> [TASK STATEMENT] Copy each line of the records that holds the string "Mozart".

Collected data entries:
□ □ □
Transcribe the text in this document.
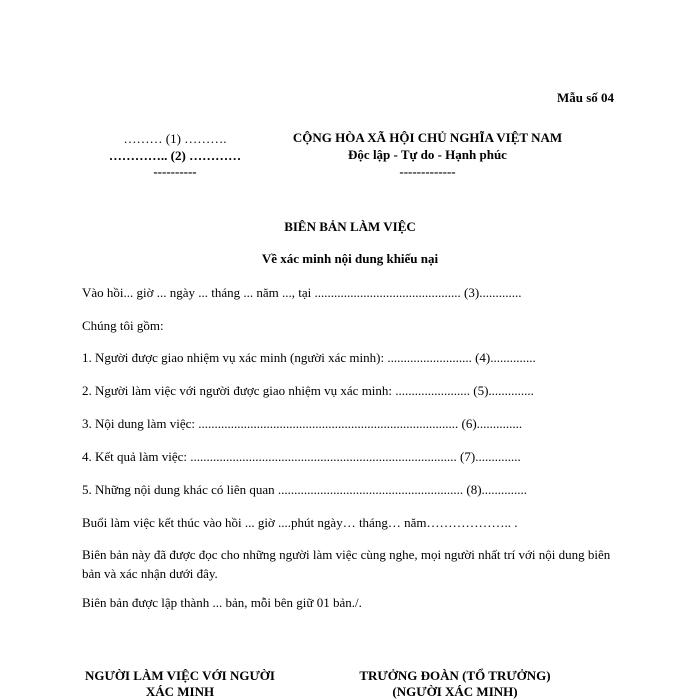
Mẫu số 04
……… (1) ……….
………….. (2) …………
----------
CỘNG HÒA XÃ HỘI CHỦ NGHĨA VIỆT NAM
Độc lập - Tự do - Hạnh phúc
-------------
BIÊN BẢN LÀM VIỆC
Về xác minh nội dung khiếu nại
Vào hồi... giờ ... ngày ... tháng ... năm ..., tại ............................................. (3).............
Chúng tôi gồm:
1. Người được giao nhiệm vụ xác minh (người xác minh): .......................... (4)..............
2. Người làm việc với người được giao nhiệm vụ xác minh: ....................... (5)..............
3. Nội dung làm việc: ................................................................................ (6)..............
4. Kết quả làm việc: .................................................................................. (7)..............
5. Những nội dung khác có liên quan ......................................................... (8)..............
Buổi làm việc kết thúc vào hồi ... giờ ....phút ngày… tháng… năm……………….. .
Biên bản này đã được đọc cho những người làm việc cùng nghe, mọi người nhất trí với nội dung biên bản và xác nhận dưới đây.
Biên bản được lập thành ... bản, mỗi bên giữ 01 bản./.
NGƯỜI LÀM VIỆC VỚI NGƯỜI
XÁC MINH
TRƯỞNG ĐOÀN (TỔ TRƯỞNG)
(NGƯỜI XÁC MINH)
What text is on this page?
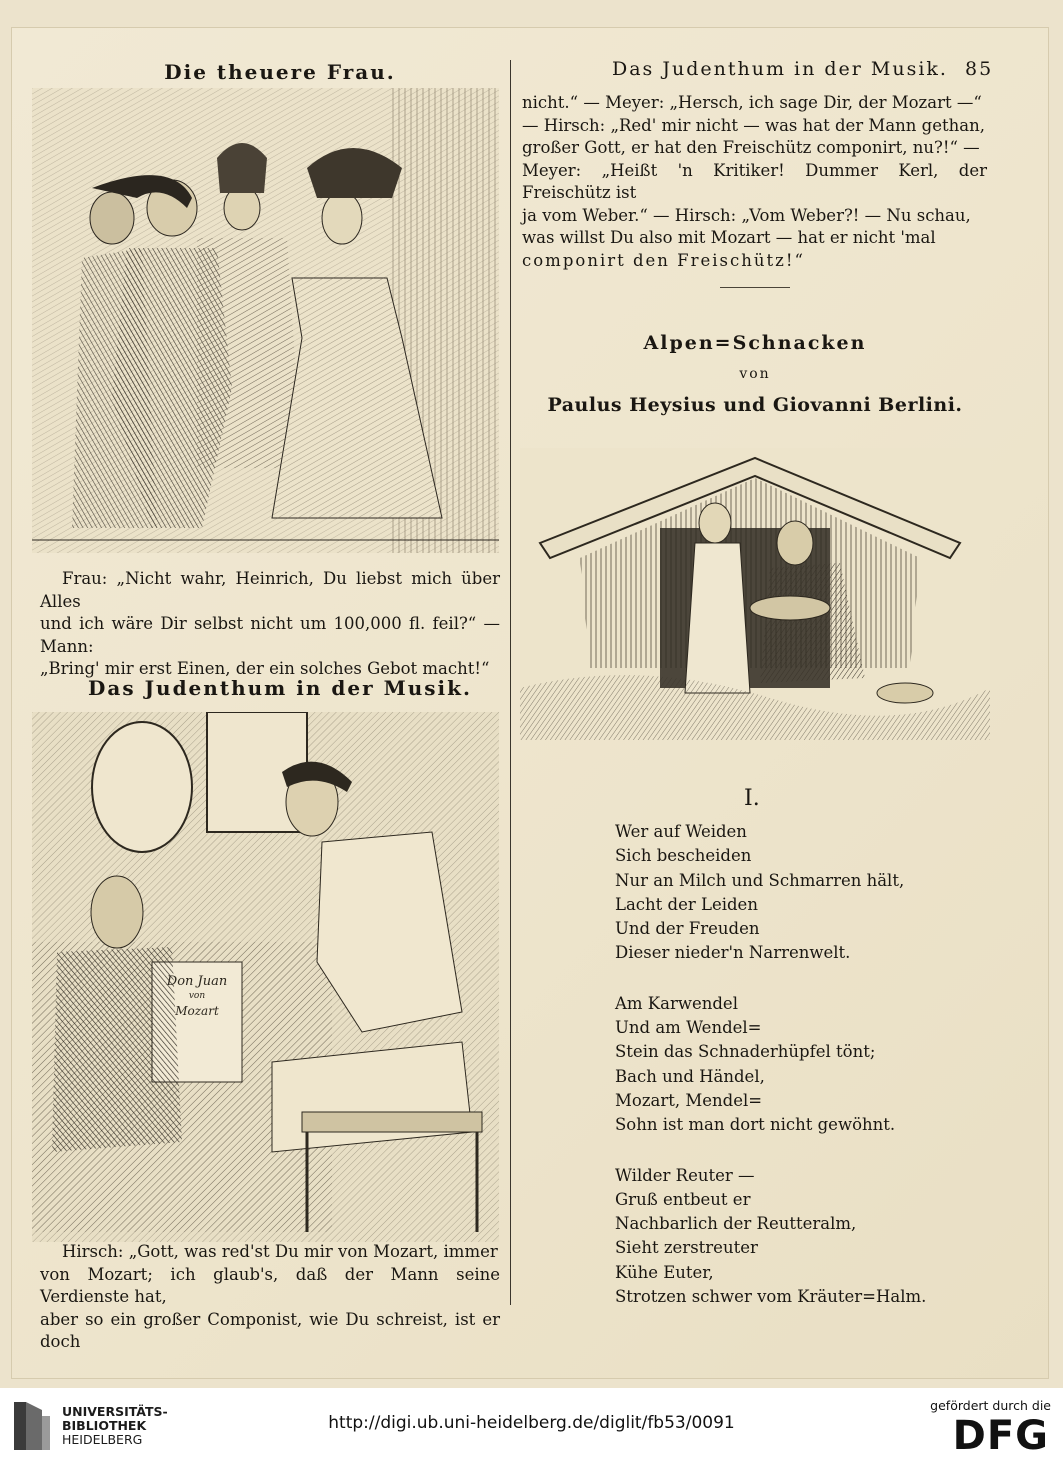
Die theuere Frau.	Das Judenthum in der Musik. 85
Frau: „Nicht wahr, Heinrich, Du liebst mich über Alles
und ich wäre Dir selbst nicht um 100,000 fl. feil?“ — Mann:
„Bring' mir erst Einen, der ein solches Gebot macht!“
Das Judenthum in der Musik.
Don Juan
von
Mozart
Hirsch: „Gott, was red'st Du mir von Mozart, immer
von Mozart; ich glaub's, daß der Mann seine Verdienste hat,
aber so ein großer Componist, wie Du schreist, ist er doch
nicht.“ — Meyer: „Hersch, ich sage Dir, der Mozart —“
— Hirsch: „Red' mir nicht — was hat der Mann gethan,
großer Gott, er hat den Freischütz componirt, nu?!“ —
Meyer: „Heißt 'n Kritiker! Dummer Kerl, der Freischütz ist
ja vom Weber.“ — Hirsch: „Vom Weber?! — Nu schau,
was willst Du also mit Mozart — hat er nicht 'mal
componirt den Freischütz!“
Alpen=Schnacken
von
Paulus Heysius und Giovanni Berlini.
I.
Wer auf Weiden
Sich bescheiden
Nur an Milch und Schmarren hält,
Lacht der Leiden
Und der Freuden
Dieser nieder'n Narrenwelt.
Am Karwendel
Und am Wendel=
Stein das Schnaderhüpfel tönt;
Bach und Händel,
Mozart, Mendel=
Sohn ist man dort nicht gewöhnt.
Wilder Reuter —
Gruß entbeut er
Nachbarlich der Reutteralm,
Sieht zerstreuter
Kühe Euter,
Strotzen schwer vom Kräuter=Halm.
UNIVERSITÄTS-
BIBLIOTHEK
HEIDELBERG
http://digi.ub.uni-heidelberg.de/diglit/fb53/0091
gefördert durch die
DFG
□ □ □
> [FULL ANSWER]
Mozart
Hirsch: „Gott, was red'st Du mir von Mozart, immer
von Mozart; ich glaub's, daß der Mann seine Verdienste hat,
nicht.“ — Meyer: „Hersch, ich sage Dir, der Mozart —“
was willst Du also mit Mozart — hat er nicht 'mal
Mozart, Mendel=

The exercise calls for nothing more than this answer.